## Page excerpt
══════════

Yes, No, Maybe, Don’t Know, WTF: the limits of Binary Logic and the Importance of Forgetting
Boolean logic is the basis for how computers work — digital means ones and zeroes, and ones and zeros is another way of saying boolean logic. In this world things are either true or they are false, there is no maybe, no hesitant pause, no anxiety provoking second thoughts. This type of logic goes back to Aristotle with the “law of the excluded middle”. Here’s wikipedia weighing in:
In logic, the law of excluded middle (or the principle of excluded middle) is the third of the three classic laws of thought. It states that for any proposition, either that proposition is true, or its negation is true.
On the one hand, this works incredibly well. (See Math, Science, going to the moon, etc.) But there are limits to this sort of thinking, especially when we are dealing with partial and unfolding knowledge of the world. We need to build (yet another) layer on top of boolean logic to help understand events as they happen.
We’re building an app that will track how you use your Tesla. It’s called TeslaTracks and it looks at your driving habits, battery usage, how efficiently you are using energy and helping you understand the economics and overall awesomeness of electric car ownership.
Let’s talk the most simple question we could ask and explore some of the challenges of understanding the answer to it.
Are you driving?
Logically, this statement could be true or it could be false. But how do we know the answer to this question? The simplified version is
- We are paying attention.
- The cloud server tries to connect to your car over the cellular network.
- If the car is on the network, it returns the transmission state.
- If the transmission state is either D, N, R then we know you are driving at a specific time.
(The actual logic coordinates more data-points than this, including phone accelerometer and GPS.)
In the world of boolean logic, the car is driving, or it is not driving. In the real world, if any of those steps fail — the most common reason is that you are driving through an area will no cell reception, which is a huge part of the North Eastern US where I mainly drive, and also plenty of parts inside of New York City where the buildings block things, or maybe that you are in a tunnel or parking underground or whatever — then we don’t know what you re doing. The statement isn’t true or false, the statement has an absence of evidence, it could be truish or falsish, it exists in a limbo state.
In most programming languages you don’t deal with ones and zeros, you actually deal with variables that have values which is nice because one of those values is “no value set”. The database language SQL even has a nice NULL for those values that just aren’t known yet, and I’m going to use that 70s all caps awesomeness to break it down.
How do we answer the question, “Is the car driving?” when we can only sample the car at an irregular frequency and some amount communication failure guaranteed?
First, we need to keep track of when we know something, knowledge of the world must be tied to a time and never exists outside of that. Then we need to decide how long we remember that without a sample. The vast majority of things are temporary, and a theory of the world needs to be constantly propped up with incoming data and slowly unwind itself over time when nothing is there. When nothing is happening we should quietly go hibernate.

══════════

[Saved entries]
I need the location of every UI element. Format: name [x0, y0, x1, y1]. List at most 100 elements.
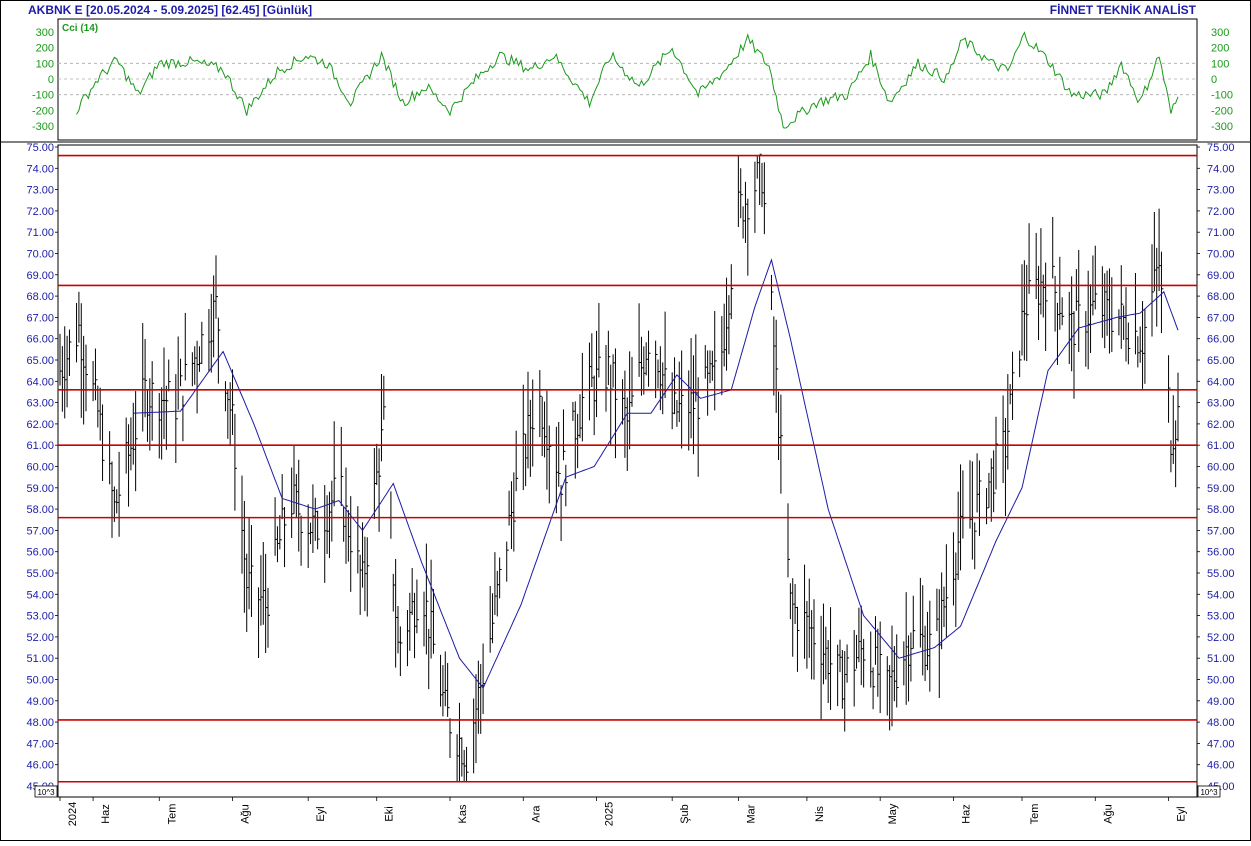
- price-tick-right: 57.00: [1207, 525, 1235, 537]
- price-tick-left: 57.00: [26, 525, 54, 537]
- x-tick-label: Şub: [679, 804, 691, 824]
- price-tick-left: 49.00: [26, 696, 54, 708]
- cci-tick-left: 0: [48, 74, 54, 86]
- price-tick-right: 73.00: [1207, 185, 1235, 197]
- chart-title: AKBNK E [20.05.2024 - 5.09.2025] [62.45]…: [28, 3, 312, 17]
- cci-tick-left: 100: [36, 58, 54, 70]
- price-tick-left: 60.00: [26, 462, 54, 474]
- brand-label: FİNNET TEKNİK ANALİST: [1050, 2, 1197, 17]
- price-tick-right: 61.00: [1207, 440, 1235, 452]
- price-tick-right: 70.00: [1207, 249, 1235, 261]
- price-tick-left: 62.00: [26, 419, 54, 431]
- cci-tick-right: -200: [1211, 105, 1233, 117]
- cci-tick-right: 0: [1211, 74, 1217, 86]
- price-tick-left: 53.00: [26, 611, 54, 623]
- price-tick-right: 75.00: [1207, 142, 1235, 154]
- price-tick-right: 48.00: [1207, 717, 1235, 729]
- price-tick-right: 50.00: [1207, 675, 1235, 687]
- price-tick-right: 72.00: [1207, 206, 1235, 218]
- scale-note-left: 10^3: [37, 788, 55, 797]
- cci-line: [76, 31, 1179, 129]
- price-tick-right: 66.00: [1207, 334, 1235, 346]
- scale-note-right: 10^3: [1200, 788, 1218, 797]
- x-tick-label: Tem: [166, 804, 178, 825]
- x-tick-label: Ara: [530, 805, 542, 823]
- cci-tick-left: 300: [36, 27, 54, 39]
- price-tick-left: 72.00: [26, 206, 54, 218]
- price-tick-right: 59.00: [1207, 483, 1235, 495]
- price-tick-left: 54.00: [26, 589, 54, 601]
- price-tick-right: 54.00: [1207, 589, 1235, 601]
- price-tick-left: 46.00: [26, 760, 54, 772]
- x-tick-label: Kas: [457, 804, 469, 823]
- price-tick-right: 71.00: [1207, 227, 1235, 239]
- price-tick-right: 60.00: [1207, 462, 1235, 474]
- price-tick-left: 67.00: [26, 312, 54, 324]
- price-tick-left: 75.00: [26, 142, 54, 154]
- x-tick-label: 2024: [67, 802, 79, 826]
- x-tick-label: Mar: [745, 804, 757, 823]
- price-tick-left: 58.00: [26, 504, 54, 516]
- price-tick-right: 53.00: [1207, 611, 1235, 623]
- scale-note-left-box: [34, 785, 58, 798]
- x-axis: 2024 Haz Tem Ağu Eyl Eki Kas Ara 2025 Şub Mar Nis Ma…: [59, 797, 1188, 826]
- x-tick-label: Ağu: [1102, 804, 1114, 824]
- cci-tick-right: -100: [1211, 90, 1233, 102]
- price-tick-right: 49.00: [1207, 696, 1235, 708]
- price-tick-right: 56.00: [1207, 547, 1235, 559]
- x-tick-label: 2025: [604, 802, 616, 826]
- price-tick-labels: 75.00 75.00 74.00 74.00 73.00 73.00 72.00 72.00…: [26, 142, 1234, 793]
- price-tick-right: 55.00: [1207, 568, 1235, 580]
- price-panel-frame: [57, 144, 1198, 798]
- price-tick-right: 67.00: [1207, 312, 1235, 324]
- cci-gridlines: [58, 62, 1197, 96]
- x-tick-label: Eki: [384, 806, 396, 821]
- price-tick-left: 61.00: [26, 440, 54, 452]
- x-tick-label: Ağu: [240, 804, 252, 824]
- x-tick-label: Tem: [1029, 804, 1041, 825]
- price-tick-right: 62.00: [1207, 419, 1235, 431]
- cci-tick-right: -300: [1211, 121, 1233, 133]
- price-tick-right: 51.00: [1207, 653, 1235, 665]
- x-tick-label: Eyl: [315, 806, 327, 821]
- price-tick-left: 50.00: [26, 675, 54, 687]
- x-tick-label: Nis: [814, 806, 826, 822]
- x-tick-label: Eyl: [1176, 806, 1188, 821]
- price-tick-right: 52.00: [1207, 632, 1235, 644]
- price-tick-left: 59.00: [26, 483, 54, 495]
- cci-tick-right: 300: [1211, 27, 1229, 39]
- cci-tick-left: -300: [32, 121, 54, 133]
- price-tick-left: 48.00: [26, 717, 54, 729]
- cci-tick-right: 100: [1211, 58, 1229, 70]
- price-tick-right: 69.00: [1207, 270, 1235, 282]
- moving-average-line: [133, 258, 1179, 689]
- cci-legend-label: Cci (14): [62, 23, 98, 34]
- price-tick-right: 68.00: [1207, 291, 1235, 303]
- ohlc-bars: [59, 153, 1180, 782]
- price-tick-left: 63.00: [26, 398, 54, 410]
- price-tick-left: 71.00: [26, 227, 54, 239]
- x-tick-label: Haz: [100, 804, 112, 824]
- cci-tick-left: -200: [32, 105, 54, 117]
- price-tick-right: 46.00: [1207, 760, 1235, 772]
- price-tick-left: 74.00: [26, 163, 54, 175]
- price-tick-left: 68.00: [26, 291, 54, 303]
- price-tick-left: 52.00: [26, 632, 54, 644]
- price-tick-right: 63.00: [1207, 398, 1235, 410]
- price-tick-left: 66.00: [26, 334, 54, 346]
- x-tick-label: May: [887, 803, 899, 824]
- price-tick-left: 73.00: [26, 185, 54, 197]
- price-tick-left: 51.00: [26, 653, 54, 665]
- price-tick-left: 47.00: [26, 738, 54, 750]
- price-tick-left: 64.00: [26, 376, 54, 388]
- price-tick-left: 69.00: [26, 270, 54, 282]
- cci-tick-left: -100: [32, 90, 54, 102]
- price-tick-left: 55.00: [26, 568, 54, 580]
- cci-tick-labels: 300 300 200 200 100 100 0 0 -100 -100 -200 -200 -300…: [32, 27, 1233, 133]
- price-tick-right: 47.00: [1207, 738, 1235, 750]
- cci-panel-frame: [57, 18, 1198, 141]
- price-tick-right: 58.00: [1207, 504, 1235, 516]
- price-tick-right: 64.00: [1207, 376, 1235, 388]
- x-tick-label: Haz: [960, 804, 972, 824]
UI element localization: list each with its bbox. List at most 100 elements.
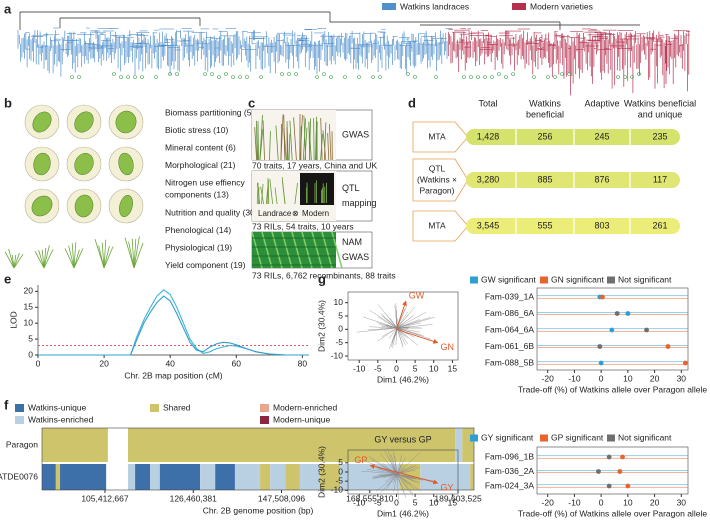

══════════

## List of tasks
• a. Answer these about the article on binary logic:
(i) To whom does the article trace this type of logic?
(ii) What is the app being built called?
(iii) What does SQL have for values that aren't known yet?
• b. Rewrite the passage of the article on binary logic between "Logically, this statement" and "are paying attention.", inclusive, substituting "listening closely" for "paying attention".
The items are separate material and are not part of the article.

## Task-by-task answers
• a.
(i) Aristotle
(ii) TeslaTracks
(iii) NULL

• b.
Logically, this statement could be true or it could be false. But how do we know the answer to this question? The simplified version is
- We are listening closely.